Written exercise A:
From the Hacker News pipeline text, list every post key that the project states it will work with.

Source extract:

# Hacker News Pipeline

## Introduction

In this project, we'll work with a sequence of basic natural language processing tasks using a created pipeline class. Our goal is to understand the tech topics in 2014 by finding the top 100 keywords of Hacker News posts in 2014. 

Our input data is from Hacker News (HN), a website about computer science and entrepreneurship posts that community vote stories,  API that returns JSON data of the top stories in 2014. The list of JSON posts is in 'hn_stories_2014.json'.

We will deal with the following keys of the posts:

* created_at: A timestamp of the story's creation time.
* created_at_i: A unix epoch timestamp.
* url: The URL of the story link.
* objectID: The ID of the story.
* author: The story's author (username on HN).
* points: The number of upvotes the story had.
* title: The headline of the post.
* num_comments: The number of a comments a post has.

## Pipeline Class

The base of this project is the class below created previously.

In [1]:
from collections import deque
# DAG class to deal with graph
class DAG():
    def __init__(self):
        self.graph = {}
        
    def in_degrees(self):
        in_degrees = {}
        for node in self.graph:
            if node not in in_degrees:
                in_degrees[node] = 0
            for pointed in self.graph[node]:
                if pointed not in in_degrees:
                    in_degrees[pointed] = 0
                in_degrees[pointed] += 1
        return in_degrees
    
    def sort(self):
        in_degrees = self.in_degrees()
        to_visit = deque()
        for node in self.graph:
            if in_degrees[node] == 0:
                to_visit.append(node)
                
        searched = []
        while to_visit:
            node = to_visit.popleft()
            for pointer in self.graph[node]:
                in_degrees[pointer] -= 1
                if in_degrees[pointer] == 0:
                    to_visit.append(pointer)
            searched.append(node)
        return searched
        
    def add(self, node, to=None):
        if node not in self.graph:
            self.graph[node] = []
        if to:
            if to not in self.graph:
                self.graph[to] = []
            self.graph[node].append(to)

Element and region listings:
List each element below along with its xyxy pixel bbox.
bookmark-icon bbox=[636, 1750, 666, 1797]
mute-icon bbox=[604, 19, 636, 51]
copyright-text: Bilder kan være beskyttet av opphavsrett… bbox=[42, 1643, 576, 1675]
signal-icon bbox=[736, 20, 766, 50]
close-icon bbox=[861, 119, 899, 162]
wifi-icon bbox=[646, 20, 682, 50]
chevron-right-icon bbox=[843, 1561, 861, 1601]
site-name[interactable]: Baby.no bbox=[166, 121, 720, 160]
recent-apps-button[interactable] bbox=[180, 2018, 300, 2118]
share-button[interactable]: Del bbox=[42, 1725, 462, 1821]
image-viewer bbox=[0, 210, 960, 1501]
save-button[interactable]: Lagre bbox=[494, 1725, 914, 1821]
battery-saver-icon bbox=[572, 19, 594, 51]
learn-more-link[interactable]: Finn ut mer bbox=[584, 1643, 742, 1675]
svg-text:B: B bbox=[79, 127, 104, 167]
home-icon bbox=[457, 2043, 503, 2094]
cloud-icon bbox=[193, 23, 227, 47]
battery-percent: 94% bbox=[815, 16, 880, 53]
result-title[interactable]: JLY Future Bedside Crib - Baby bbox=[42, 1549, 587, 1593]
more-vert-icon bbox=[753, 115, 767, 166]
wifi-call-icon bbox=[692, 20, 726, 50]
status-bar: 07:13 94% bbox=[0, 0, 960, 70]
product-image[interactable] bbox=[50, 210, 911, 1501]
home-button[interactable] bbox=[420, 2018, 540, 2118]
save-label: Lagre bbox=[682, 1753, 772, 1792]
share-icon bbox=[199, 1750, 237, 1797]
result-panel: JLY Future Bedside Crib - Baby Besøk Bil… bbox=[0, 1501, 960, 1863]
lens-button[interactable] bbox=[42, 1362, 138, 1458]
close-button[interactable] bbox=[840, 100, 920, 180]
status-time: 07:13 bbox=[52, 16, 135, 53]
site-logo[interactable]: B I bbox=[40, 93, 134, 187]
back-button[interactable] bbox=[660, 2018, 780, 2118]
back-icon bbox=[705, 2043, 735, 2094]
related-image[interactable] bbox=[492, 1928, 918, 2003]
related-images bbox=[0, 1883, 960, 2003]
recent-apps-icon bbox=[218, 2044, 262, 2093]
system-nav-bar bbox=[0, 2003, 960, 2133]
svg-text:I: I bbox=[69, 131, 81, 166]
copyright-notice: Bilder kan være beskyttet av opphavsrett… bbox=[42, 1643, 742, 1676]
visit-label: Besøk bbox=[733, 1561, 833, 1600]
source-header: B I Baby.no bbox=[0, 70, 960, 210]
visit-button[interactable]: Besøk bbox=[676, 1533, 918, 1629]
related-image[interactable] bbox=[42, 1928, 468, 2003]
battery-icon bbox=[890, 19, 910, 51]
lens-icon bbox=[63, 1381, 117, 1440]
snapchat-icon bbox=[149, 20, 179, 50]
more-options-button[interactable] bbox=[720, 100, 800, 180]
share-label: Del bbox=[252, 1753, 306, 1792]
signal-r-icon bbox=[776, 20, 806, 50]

Written exercise B:
Reproduce the entries verbatim, beginning with their first line and stopping after the line that contains "product-image[interactable] bbox=[50, 210, 911, 1501]".

Complete response A:
created_at, created_at_i, url, objectID, author, points, title, num_comments

Complete response B:
List each element below along with its xyxy pixel bbox.
bookmark-icon bbox=[636, 1750, 666, 1797]
mute-icon bbox=[604, 19, 636, 51]
copyright-text: Bilder kan være beskyttet av opphavsrett… bbox=[42, 1643, 576, 1675]
signal-icon bbox=[736, 20, 766, 50]
close-icon bbox=[861, 119, 899, 162]
wifi-icon bbox=[646, 20, 682, 50]
chevron-right-icon bbox=[843, 1561, 861, 1601]
site-name[interactable]: Baby.no bbox=[166, 121, 720, 160]
recent-apps-button[interactable] bbox=[180, 2018, 300, 2118]
share-button[interactable]: Del bbox=[42, 1725, 462, 1821]
image-viewer bbox=[0, 210, 960, 1501]
save-button[interactable]: Lagre bbox=[494, 1725, 914, 1821]
battery-saver-icon bbox=[572, 19, 594, 51]
learn-more-link[interactable]: Finn ut mer bbox=[584, 1643, 742, 1675]
svg-text:B: B bbox=[79, 127, 104, 167]
home-icon bbox=[457, 2043, 503, 2094]
cloud-icon bbox=[193, 23, 227, 47]
battery-percent: 94% bbox=[815, 16, 880, 53]
result-title[interactable]: JLY Future Bedside Crib - Baby bbox=[42, 1549, 587, 1593]
more-vert-icon bbox=[753, 115, 767, 166]
wifi-call-icon bbox=[692, 20, 726, 50]
status-bar: 07:13 94% bbox=[0, 0, 960, 70]
product-image[interactable] bbox=[50, 210, 911, 1501]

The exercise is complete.